# Given instruction:
In the listing below, locate the lines that hold the string "shahri". Copy those lines.

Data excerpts
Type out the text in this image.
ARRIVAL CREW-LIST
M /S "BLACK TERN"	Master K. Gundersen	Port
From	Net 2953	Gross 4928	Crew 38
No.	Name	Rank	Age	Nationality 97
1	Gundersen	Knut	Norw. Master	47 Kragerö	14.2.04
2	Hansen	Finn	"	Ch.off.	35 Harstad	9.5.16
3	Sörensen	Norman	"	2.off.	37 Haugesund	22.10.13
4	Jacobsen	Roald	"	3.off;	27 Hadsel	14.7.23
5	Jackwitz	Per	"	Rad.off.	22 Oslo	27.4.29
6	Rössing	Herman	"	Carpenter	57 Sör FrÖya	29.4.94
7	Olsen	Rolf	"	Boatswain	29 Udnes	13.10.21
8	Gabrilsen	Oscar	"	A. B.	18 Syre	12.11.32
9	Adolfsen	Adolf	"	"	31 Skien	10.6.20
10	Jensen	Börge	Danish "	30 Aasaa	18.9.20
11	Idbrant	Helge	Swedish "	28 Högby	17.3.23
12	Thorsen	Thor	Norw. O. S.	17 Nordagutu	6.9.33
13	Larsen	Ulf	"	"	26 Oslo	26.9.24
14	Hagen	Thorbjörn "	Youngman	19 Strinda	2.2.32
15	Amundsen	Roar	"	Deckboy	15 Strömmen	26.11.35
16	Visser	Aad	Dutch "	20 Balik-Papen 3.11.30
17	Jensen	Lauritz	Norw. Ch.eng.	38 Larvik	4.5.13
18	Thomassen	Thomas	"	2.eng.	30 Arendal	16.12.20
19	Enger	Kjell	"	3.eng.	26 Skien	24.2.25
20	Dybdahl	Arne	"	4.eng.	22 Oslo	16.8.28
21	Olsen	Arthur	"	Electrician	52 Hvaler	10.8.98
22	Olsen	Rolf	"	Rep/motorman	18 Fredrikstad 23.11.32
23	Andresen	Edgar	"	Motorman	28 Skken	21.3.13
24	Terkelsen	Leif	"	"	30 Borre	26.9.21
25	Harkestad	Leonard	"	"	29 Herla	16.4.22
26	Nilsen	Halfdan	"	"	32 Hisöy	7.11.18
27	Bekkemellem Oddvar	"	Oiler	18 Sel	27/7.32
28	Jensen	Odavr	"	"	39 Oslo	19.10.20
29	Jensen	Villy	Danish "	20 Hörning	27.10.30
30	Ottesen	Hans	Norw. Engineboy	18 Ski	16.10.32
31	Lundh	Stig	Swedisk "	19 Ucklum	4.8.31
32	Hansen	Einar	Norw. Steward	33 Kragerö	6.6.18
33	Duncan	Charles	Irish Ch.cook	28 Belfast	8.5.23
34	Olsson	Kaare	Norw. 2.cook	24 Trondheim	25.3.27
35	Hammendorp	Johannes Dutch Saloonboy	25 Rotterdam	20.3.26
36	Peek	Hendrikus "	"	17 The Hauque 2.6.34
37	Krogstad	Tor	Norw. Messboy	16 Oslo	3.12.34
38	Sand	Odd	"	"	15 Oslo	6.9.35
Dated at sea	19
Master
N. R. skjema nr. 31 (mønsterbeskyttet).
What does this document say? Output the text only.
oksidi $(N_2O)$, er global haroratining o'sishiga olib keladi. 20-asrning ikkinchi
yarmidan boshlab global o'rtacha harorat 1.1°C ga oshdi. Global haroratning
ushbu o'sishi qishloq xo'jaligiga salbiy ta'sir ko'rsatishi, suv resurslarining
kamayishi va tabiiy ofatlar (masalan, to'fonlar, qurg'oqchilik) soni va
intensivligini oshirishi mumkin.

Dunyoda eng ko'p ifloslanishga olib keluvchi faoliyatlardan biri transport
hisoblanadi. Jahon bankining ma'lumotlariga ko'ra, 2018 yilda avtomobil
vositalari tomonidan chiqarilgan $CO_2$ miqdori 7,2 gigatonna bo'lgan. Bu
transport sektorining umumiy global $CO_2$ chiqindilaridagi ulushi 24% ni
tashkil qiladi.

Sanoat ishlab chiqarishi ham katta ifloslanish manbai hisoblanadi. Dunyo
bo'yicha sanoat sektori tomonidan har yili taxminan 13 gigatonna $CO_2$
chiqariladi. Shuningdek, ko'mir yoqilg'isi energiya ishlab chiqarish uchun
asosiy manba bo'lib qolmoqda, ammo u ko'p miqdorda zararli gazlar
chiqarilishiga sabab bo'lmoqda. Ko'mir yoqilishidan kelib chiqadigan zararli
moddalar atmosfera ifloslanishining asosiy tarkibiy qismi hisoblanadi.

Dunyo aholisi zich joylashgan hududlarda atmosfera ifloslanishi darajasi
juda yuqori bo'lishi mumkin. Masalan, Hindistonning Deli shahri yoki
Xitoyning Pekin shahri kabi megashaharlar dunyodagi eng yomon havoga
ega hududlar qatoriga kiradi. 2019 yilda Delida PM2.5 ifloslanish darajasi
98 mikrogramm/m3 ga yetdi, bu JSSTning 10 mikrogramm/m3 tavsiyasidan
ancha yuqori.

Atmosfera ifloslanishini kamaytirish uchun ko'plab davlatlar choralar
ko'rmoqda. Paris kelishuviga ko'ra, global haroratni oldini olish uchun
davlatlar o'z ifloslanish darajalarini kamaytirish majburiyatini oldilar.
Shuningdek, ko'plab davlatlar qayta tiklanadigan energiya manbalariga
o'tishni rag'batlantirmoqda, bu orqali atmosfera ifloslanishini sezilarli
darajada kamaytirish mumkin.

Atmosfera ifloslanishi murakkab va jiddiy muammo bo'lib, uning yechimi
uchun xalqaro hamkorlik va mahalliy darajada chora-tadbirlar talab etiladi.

# The solution:
juda yuqori bo'lishi mumkin. Masalan, Hindistonning Deli shahri yoki
Xitoyning Pekin shahri kabi megashaharlar dunyodagi eng yomon havoga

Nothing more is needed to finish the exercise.